[Data]:
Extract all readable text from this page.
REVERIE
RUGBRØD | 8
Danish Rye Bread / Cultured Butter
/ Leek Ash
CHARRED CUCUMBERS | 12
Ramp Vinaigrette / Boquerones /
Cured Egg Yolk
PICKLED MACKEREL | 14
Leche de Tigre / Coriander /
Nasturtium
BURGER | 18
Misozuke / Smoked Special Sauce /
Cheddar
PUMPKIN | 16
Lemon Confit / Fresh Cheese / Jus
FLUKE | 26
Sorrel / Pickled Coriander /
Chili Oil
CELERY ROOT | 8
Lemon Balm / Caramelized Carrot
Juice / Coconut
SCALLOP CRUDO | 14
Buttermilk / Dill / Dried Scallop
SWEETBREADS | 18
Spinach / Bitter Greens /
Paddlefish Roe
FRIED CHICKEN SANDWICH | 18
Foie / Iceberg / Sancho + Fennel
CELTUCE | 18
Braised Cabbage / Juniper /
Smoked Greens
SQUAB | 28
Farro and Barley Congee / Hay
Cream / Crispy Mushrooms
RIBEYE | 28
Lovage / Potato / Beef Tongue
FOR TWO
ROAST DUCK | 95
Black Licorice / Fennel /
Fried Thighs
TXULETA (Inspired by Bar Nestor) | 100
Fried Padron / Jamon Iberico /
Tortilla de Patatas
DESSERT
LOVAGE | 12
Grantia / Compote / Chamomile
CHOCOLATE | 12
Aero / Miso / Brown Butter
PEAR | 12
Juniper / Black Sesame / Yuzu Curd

[Problem]:
Please copy out each record, character for character.

[The completed task]:
Extract all readable text from this page.
REVERIE
RUGBRØD | 8
Danish Rye Bread / Cultured Butter
/ Leek Ash
CHARRED CUCUMBERS | 12
Ramp Vinaigrette / Boquerones /
Cured Egg Yolk
PICKLED MACKEREL | 14
Leche de Tigre / Coriander /
Nasturtium
BURGER | 18
Misozuke / Smoked Special Sauce /
Cheddar
PUMPKIN | 16
Lemon Confit / Fresh Cheese / Jus
FLUKE | 26
Sorrel / Pickled Coriander /
Chili Oil
CELERY ROOT | 8
Lemon Balm / Caramelized Carrot
Juice / Coconut
SCALLOP CRUDO | 14
Buttermilk / Dill / Dried Scallop
SWEETBREADS | 18
Spinach / Bitter Greens /
Paddlefish Roe
FRIED CHICKEN SANDWICH | 18
Foie / Iceberg / Sancho + Fennel
CELTUCE | 18
Braised Cabbage / Juniper /
Smoked Greens
SQUAB | 28
Farro and Barley Congee / Hay
Cream / Crispy Mushrooms
RIBEYE | 28
Lovage / Potato / Beef Tongue
FOR TWO
ROAST DUCK | 95
Black Licorice / Fennel /
Fried Thighs
TXULETA (Inspired by Bar Nestor) | 100
Fried Padron / Jamon Iberico /
Tortilla de Patatas
DESSERT
LOVAGE | 12
Grantia / Compote / Chamomile
CHOCOLATE | 12
Aero / Miso / Brown Butter
PEAR | 12
Juniper / Black Sesame / Yuzu Curd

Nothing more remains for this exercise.